* The request *
Duplicate every line of the items below without any change. Leave the pictures out of your answer.

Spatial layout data
+++++

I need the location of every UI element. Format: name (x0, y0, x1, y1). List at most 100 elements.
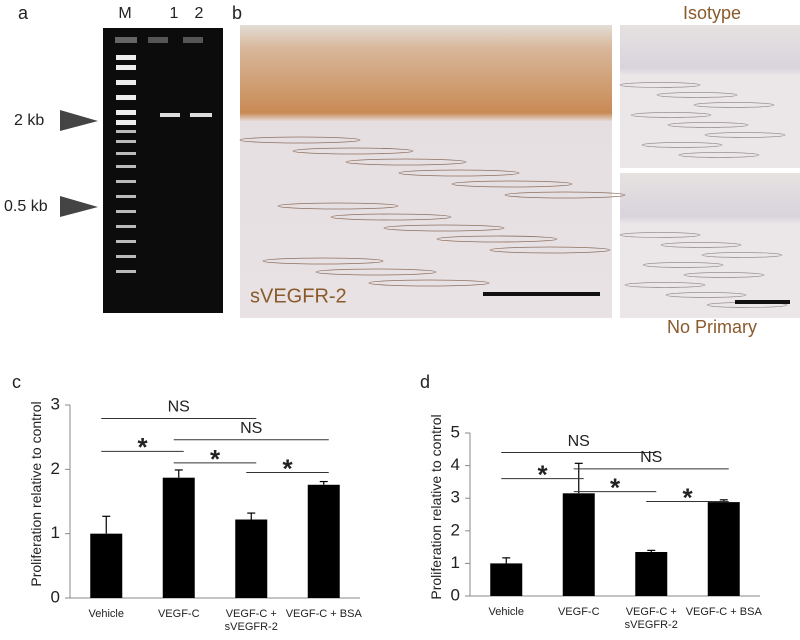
lane-label: 2 (195, 5, 204, 22)
fiber (693, 102, 775, 108)
bar (307, 484, 340, 598)
fiber (667, 122, 749, 128)
ladder-band (116, 95, 136, 100)
x-tick-label: Vehicle (488, 606, 524, 618)
x-tick-label: VEGF-C + BSA (285, 608, 362, 620)
fiber (619, 232, 701, 238)
panel-label: b (232, 3, 242, 23)
ladder-band (116, 120, 136, 125)
bar (635, 551, 668, 596)
fiber (330, 213, 452, 221)
fiber (292, 147, 414, 155)
ladder-band (116, 110, 136, 115)
fiber (683, 272, 765, 278)
sample-band (160, 113, 180, 117)
fiber (383, 224, 505, 232)
lane-label: M (118, 5, 131, 22)
fiber (665, 292, 747, 298)
panel-label: d (420, 372, 430, 392)
marker-arrow (60, 110, 98, 131)
micrograph (240, 25, 612, 318)
marker-arrow (60, 196, 98, 217)
bar (162, 477, 195, 598)
significance-label: * (210, 444, 221, 474)
lane-label: 1 (170, 5, 179, 22)
significance-label: * (610, 473, 621, 503)
y-tick-label: 2 (51, 459, 60, 478)
fiber (277, 202, 399, 210)
micrograph (620, 173, 800, 318)
y-tick-label: 0 (451, 585, 460, 604)
ladder-band (116, 240, 136, 243)
stain-caption: No Primary (667, 317, 757, 337)
fiber (624, 282, 706, 288)
y-tick-label: 2 (451, 520, 460, 539)
ladder-band (116, 80, 136, 85)
significance-label: NS (640, 449, 662, 466)
stain-caption: Isotype (683, 3, 741, 23)
fiber (678, 152, 760, 158)
bar (562, 493, 595, 596)
ladder-band (116, 130, 136, 133)
fiber (656, 92, 738, 98)
x-tick-label: VEGF-C + sVEGFR-2 (224, 608, 278, 633)
fiber (315, 268, 437, 276)
x-tick-label: VEGF-C (557, 606, 600, 618)
significance-label: NS (240, 420, 262, 437)
y-tick-label: 3 (451, 488, 460, 507)
x-tick-label: VEGF-C (157, 608, 200, 620)
ladder-band (116, 255, 136, 258)
ladder-band (116, 65, 136, 70)
marker-label: 2 kb (14, 112, 44, 129)
ladder-band (116, 195, 136, 198)
ladder-band (116, 270, 136, 273)
ladder-band (116, 140, 136, 143)
significance-label: * (537, 460, 548, 490)
ladder-band (116, 165, 136, 168)
well (115, 37, 137, 43)
gel-bands (115, 37, 212, 273)
ladder-band (116, 152, 136, 155)
sample-band (190, 113, 212, 117)
panel-label: c (12, 372, 21, 392)
x-tick-label: Vehicle (88, 608, 124, 620)
bar (235, 519, 268, 598)
fiber (345, 158, 467, 166)
fiber (642, 262, 724, 268)
panel-label: a (18, 3, 29, 23)
fiber (704, 132, 786, 138)
fiber (436, 235, 558, 243)
micrograph (620, 25, 800, 168)
fiber (630, 112, 712, 118)
stain-caption: sVEGFR-2 (250, 285, 347, 307)
fiber (398, 169, 520, 177)
x-tick-label: VEGF-C + sVEGFR-2 (624, 606, 678, 631)
fiber (619, 82, 701, 88)
significance-label: NS (568, 433, 590, 450)
y-tick-label: 3 (51, 394, 60, 413)
y-axis-label: Proliferation relative to control (28, 400, 44, 587)
y-tick-label: 4 (451, 455, 460, 474)
fiber (368, 279, 490, 287)
fiber (489, 246, 611, 254)
ladder-band (116, 180, 136, 183)
bar (707, 502, 740, 596)
fiber (451, 180, 573, 188)
well (148, 37, 168, 43)
y-tick-label: 1 (451, 553, 460, 572)
y-tick-label: 1 (51, 523, 60, 542)
ladder-band (116, 55, 136, 60)
fiber (239, 136, 361, 144)
y-axis-label: Proliferation relative to control (428, 413, 444, 600)
gel-image (103, 28, 223, 313)
fiber (660, 242, 742, 248)
marker-label: 0.5 kb (4, 198, 48, 215)
tissue-fibers (239, 82, 788, 308)
bar (90, 533, 123, 598)
fiber (701, 252, 783, 258)
y-tick-label: 5 (451, 422, 460, 441)
x-tick-label: VEGF-C + BSA (685, 606, 762, 618)
significance-label: * (682, 482, 693, 512)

+++++

* Solved exercise *
I need the location of every UI element. Format: name (x0, y0, x1, y1). List at most 100 elements.
lane-label: 2 (195, 5, 204, 22)
fiber (693, 102, 775, 108)
bar (307, 484, 340, 598)
fiber (667, 122, 749, 128)
ladder-band (116, 95, 136, 100)
x-tick-label: Vehicle (488, 606, 524, 618)
x-tick-label: VEGF-C + BSA (285, 608, 362, 620)
fiber (619, 232, 701, 238)
panel-label: b (232, 3, 242, 23)
ladder-band (116, 120, 136, 125)
bar (635, 551, 668, 596)
fiber (330, 213, 452, 221)
fiber (292, 147, 414, 155)
ladder-band (116, 110, 136, 115)
fiber (683, 272, 765, 278)
sample-band (160, 113, 180, 117)
fiber (383, 224, 505, 232)
lane-label: M (118, 5, 131, 22)
fiber (665, 292, 747, 298)
panel-label: d (420, 372, 430, 392)
marker-arrow (60, 110, 98, 131)
micrograph (240, 25, 612, 318)
marker-arrow (60, 196, 98, 217)
bar (162, 477, 195, 598)
significance-label: * (210, 444, 221, 474)
lane-label: 1 (170, 5, 179, 22)
significance-label: * (610, 473, 621, 503)
y-tick-label: 2 (51, 459, 60, 478)
fiber (277, 202, 399, 210)
micrograph (620, 173, 800, 318)
y-tick-label: 0 (451, 585, 460, 604)
ladder-band (116, 240, 136, 243)
stain-caption: No Primary (667, 317, 757, 337)
fiber (624, 282, 706, 288)
y-tick-label: 2 (451, 520, 460, 539)
ladder-band (116, 80, 136, 85)
significance-label: NS (640, 449, 662, 466)
stain-caption: Isotype (683, 3, 741, 23)
fiber (678, 152, 760, 158)
bar (562, 493, 595, 596)
ladder-band (116, 130, 136, 133)
fiber (656, 92, 738, 98)
x-tick-label: VEGF-C + sVEGFR-2 (224, 608, 278, 633)
fiber (315, 268, 437, 276)
x-tick-label: VEGF-C (557, 606, 600, 618)
significance-label: NS (240, 420, 262, 437)
y-tick-label: 3 (451, 488, 460, 507)
x-tick-label: VEGF-C (157, 608, 200, 620)
ladder-band (116, 255, 136, 258)
ladder-band (116, 65, 136, 70)
marker-label: 2 kb (14, 112, 44, 129)
ladder-band (116, 195, 136, 198)
ladder-band (116, 270, 136, 273)
ladder-band (116, 140, 136, 143)
significance-label: * (537, 460, 548, 490)
ladder-band (116, 165, 136, 168)
well (115, 37, 137, 43)
gel-bands (115, 37, 212, 273)
ladder-band (116, 152, 136, 155)
sample-band (190, 113, 212, 117)
panel-label: c (12, 372, 21, 392)
x-tick-label: Vehicle (88, 608, 124, 620)
bar (235, 519, 268, 598)
fiber (345, 158, 467, 166)
fiber (642, 262, 724, 268)
panel-label: a (18, 3, 29, 23)
fiber (704, 132, 786, 138)
fiber (436, 235, 558, 243)
micrograph (620, 25, 800, 168)
fiber (630, 112, 712, 118)
stain-caption: sVEGFR-2 (250, 285, 347, 307)
fiber (398, 169, 520, 177)
x-tick-label: VEGF-C + sVEGFR-2 (624, 606, 678, 631)
fiber (619, 82, 701, 88)
significance-label: NS (568, 433, 590, 450)
y-tick-label: 3 (51, 394, 60, 413)
y-axis-label: Proliferation relative to control (28, 400, 44, 587)
y-tick-label: 4 (451, 455, 460, 474)
fiber (368, 279, 490, 287)
fiber (489, 246, 611, 254)
ladder-band (116, 180, 136, 183)
bar (707, 502, 740, 596)
fiber (451, 180, 573, 188)
well (148, 37, 168, 43)
y-tick-label: 1 (451, 553, 460, 572)
y-tick-label: 1 (51, 523, 60, 542)
ladder-band (116, 55, 136, 60)
fiber (239, 136, 361, 144)
y-axis-label: Proliferation relative to control (428, 413, 444, 600)
gel-image (103, 28, 223, 313)
fiber (660, 242, 742, 248)
marker-label: 0.5 kb (4, 198, 48, 215)
tissue-fibers (239, 82, 788, 308)
bar (90, 533, 123, 598)
fiber (701, 252, 783, 258)
y-tick-label: 5 (451, 422, 460, 441)
x-tick-label: VEGF-C + BSA (685, 606, 762, 618)
significance-label: * (682, 482, 693, 512)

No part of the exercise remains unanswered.